## Given data
--

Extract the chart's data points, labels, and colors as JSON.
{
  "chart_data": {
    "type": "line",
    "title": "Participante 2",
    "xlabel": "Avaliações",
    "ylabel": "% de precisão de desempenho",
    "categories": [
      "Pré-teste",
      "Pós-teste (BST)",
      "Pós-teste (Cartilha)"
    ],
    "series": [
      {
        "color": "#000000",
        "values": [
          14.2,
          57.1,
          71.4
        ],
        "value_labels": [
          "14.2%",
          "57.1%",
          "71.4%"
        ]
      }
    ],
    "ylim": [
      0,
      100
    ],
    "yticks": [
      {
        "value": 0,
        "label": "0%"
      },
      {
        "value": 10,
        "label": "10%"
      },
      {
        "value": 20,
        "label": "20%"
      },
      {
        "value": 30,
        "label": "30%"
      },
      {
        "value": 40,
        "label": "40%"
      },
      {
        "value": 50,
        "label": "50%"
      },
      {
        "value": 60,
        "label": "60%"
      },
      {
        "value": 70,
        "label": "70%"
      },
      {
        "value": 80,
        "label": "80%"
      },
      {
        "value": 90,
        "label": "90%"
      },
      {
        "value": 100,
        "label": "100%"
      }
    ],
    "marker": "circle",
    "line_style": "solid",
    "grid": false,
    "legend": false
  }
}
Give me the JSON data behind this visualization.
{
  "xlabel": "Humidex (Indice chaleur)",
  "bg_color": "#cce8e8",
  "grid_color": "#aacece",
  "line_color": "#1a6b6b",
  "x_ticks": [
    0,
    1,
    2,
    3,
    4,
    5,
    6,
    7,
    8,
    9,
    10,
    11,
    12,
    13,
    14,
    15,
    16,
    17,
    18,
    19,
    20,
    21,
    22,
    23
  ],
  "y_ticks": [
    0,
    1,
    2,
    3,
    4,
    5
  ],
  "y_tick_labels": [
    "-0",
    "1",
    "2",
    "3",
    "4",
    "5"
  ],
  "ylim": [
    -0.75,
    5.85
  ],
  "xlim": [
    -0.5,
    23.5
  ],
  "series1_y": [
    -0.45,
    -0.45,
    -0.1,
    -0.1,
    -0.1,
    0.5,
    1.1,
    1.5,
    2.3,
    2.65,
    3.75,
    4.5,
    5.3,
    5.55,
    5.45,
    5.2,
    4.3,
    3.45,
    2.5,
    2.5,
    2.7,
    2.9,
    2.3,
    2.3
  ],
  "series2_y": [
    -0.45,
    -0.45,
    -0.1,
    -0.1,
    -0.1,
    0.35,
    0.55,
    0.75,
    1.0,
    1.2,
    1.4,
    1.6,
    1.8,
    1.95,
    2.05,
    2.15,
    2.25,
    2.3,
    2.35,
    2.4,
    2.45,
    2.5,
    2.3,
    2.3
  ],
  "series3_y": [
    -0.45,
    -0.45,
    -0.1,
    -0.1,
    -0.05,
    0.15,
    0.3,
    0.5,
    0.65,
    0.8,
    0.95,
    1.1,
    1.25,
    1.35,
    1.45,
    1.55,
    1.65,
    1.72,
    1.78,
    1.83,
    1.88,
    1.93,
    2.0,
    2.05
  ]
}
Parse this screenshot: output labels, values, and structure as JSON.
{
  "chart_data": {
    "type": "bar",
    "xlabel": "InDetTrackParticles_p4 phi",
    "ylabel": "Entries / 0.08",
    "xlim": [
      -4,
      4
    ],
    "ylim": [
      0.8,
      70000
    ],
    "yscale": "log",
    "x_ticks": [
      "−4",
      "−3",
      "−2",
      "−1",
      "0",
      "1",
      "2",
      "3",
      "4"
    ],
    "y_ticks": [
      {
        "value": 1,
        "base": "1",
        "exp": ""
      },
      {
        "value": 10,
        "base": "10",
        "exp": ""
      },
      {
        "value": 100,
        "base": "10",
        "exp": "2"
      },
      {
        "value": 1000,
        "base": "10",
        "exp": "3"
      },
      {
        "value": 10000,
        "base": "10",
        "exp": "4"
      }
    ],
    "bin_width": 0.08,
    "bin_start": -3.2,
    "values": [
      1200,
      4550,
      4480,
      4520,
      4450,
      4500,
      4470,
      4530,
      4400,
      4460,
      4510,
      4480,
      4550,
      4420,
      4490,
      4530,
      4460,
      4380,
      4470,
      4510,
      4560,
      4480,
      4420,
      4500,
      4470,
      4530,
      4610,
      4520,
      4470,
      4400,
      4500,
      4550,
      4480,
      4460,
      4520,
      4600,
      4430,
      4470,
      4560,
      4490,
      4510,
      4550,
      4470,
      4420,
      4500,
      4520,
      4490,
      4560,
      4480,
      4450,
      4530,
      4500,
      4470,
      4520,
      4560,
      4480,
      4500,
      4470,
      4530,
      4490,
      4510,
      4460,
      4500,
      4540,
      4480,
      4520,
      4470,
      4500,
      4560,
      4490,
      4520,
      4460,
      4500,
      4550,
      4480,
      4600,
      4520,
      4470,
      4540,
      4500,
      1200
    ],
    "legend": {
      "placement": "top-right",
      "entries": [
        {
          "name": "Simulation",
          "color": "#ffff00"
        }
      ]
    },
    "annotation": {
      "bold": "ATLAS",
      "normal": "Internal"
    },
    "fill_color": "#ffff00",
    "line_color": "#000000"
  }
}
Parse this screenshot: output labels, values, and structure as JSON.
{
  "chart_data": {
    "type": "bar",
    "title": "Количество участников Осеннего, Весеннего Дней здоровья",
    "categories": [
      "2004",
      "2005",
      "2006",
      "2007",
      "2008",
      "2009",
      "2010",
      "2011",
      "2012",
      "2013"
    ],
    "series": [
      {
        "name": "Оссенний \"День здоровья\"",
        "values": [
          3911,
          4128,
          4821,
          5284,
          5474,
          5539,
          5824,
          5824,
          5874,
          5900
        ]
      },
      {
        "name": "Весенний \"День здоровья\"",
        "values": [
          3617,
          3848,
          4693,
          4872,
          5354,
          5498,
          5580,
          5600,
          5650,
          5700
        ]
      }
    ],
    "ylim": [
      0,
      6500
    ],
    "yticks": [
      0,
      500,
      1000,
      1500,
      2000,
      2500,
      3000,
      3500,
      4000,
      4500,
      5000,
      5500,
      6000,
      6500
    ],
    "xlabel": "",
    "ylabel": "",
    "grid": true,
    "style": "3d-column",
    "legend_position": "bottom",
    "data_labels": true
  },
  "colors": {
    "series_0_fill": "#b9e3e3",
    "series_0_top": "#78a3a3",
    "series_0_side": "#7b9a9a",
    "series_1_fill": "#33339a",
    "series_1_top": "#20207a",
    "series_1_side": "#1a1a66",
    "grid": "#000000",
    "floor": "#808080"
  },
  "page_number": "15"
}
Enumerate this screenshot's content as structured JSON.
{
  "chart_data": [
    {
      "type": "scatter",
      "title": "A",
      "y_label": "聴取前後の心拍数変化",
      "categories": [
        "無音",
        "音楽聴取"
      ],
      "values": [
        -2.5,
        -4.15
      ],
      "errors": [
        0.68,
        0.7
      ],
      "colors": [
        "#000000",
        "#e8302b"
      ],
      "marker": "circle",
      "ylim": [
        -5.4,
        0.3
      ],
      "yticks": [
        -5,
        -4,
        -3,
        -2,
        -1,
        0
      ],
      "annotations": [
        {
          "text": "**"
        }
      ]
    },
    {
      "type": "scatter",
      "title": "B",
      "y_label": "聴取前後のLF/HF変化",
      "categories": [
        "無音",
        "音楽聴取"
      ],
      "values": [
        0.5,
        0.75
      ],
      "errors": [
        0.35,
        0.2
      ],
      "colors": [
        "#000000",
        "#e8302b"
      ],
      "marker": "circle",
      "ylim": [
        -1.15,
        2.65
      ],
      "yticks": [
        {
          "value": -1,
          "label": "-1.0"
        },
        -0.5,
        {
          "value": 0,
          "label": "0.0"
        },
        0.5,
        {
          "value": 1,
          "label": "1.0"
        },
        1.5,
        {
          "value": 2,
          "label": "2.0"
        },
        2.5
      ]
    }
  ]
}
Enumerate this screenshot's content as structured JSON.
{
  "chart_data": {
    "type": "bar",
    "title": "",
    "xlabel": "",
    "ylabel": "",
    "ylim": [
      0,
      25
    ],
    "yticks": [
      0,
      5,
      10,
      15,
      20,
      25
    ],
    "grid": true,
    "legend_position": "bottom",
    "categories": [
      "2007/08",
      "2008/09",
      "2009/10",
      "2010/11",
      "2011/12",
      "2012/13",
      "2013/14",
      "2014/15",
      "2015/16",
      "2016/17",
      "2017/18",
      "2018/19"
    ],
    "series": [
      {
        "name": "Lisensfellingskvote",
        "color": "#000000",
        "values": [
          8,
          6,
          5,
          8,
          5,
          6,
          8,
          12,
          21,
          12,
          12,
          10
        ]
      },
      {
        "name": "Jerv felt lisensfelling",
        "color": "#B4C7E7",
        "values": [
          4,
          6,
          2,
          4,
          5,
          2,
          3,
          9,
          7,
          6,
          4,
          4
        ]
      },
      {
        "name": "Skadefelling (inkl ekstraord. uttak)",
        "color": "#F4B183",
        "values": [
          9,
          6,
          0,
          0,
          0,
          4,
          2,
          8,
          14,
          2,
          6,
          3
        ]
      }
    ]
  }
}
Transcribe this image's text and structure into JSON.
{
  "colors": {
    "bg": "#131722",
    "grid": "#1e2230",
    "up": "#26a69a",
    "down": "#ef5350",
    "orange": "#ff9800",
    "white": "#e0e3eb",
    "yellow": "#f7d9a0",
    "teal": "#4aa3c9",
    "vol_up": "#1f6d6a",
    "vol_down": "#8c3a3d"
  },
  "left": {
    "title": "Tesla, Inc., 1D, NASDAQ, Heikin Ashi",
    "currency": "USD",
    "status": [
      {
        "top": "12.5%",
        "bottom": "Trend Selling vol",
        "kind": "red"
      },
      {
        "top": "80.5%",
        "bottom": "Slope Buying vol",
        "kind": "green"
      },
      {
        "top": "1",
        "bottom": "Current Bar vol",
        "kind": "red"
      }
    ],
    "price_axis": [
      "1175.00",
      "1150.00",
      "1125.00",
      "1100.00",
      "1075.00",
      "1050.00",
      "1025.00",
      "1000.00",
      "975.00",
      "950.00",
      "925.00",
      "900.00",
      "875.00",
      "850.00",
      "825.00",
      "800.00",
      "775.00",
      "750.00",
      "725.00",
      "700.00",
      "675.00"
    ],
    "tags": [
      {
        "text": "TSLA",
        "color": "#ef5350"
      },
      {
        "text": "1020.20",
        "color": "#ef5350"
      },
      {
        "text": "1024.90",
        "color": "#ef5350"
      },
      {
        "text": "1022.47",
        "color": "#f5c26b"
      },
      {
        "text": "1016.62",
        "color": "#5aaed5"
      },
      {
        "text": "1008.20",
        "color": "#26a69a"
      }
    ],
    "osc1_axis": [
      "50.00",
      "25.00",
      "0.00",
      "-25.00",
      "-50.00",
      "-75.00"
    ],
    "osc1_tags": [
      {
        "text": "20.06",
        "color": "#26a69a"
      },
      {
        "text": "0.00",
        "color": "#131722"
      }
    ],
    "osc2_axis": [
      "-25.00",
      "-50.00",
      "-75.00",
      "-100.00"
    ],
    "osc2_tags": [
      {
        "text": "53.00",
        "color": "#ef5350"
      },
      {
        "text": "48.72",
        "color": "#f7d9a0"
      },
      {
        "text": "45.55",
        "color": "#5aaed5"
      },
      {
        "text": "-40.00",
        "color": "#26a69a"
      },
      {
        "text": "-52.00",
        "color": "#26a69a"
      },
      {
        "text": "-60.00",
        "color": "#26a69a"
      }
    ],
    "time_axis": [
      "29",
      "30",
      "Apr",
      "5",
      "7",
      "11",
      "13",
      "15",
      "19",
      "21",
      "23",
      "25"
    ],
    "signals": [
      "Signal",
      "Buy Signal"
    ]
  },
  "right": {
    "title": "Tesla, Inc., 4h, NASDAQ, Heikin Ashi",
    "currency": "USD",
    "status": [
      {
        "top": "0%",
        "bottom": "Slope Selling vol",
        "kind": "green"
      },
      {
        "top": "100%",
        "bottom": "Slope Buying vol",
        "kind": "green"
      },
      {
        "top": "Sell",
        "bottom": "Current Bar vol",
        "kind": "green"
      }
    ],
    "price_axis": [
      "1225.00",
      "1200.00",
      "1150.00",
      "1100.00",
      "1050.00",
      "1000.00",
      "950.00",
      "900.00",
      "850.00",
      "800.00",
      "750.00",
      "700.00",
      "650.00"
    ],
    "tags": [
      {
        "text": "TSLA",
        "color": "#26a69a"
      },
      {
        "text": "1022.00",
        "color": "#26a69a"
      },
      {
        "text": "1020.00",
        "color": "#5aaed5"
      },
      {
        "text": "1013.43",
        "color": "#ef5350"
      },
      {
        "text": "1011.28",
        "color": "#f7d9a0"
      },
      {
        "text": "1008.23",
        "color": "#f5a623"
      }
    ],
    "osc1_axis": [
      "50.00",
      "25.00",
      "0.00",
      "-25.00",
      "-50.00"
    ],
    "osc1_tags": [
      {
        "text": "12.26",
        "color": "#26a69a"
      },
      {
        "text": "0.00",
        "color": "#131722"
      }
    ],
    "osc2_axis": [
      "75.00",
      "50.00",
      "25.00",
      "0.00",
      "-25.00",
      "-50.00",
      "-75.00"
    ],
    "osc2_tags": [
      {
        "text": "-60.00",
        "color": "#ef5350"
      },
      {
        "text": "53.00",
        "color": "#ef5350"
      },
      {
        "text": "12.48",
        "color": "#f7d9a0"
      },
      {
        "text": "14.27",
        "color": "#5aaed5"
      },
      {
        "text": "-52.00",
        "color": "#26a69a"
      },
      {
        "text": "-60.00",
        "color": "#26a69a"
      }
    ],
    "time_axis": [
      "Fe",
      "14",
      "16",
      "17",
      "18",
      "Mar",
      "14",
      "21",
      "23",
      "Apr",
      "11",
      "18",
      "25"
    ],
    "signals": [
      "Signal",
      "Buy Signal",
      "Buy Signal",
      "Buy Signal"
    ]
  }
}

--

## Short exercise
Take every line from the data that contains the word "Selling".

## Result of the task
        "bottom": "Trend Selling vol",
        "bottom": "Slope Selling vol",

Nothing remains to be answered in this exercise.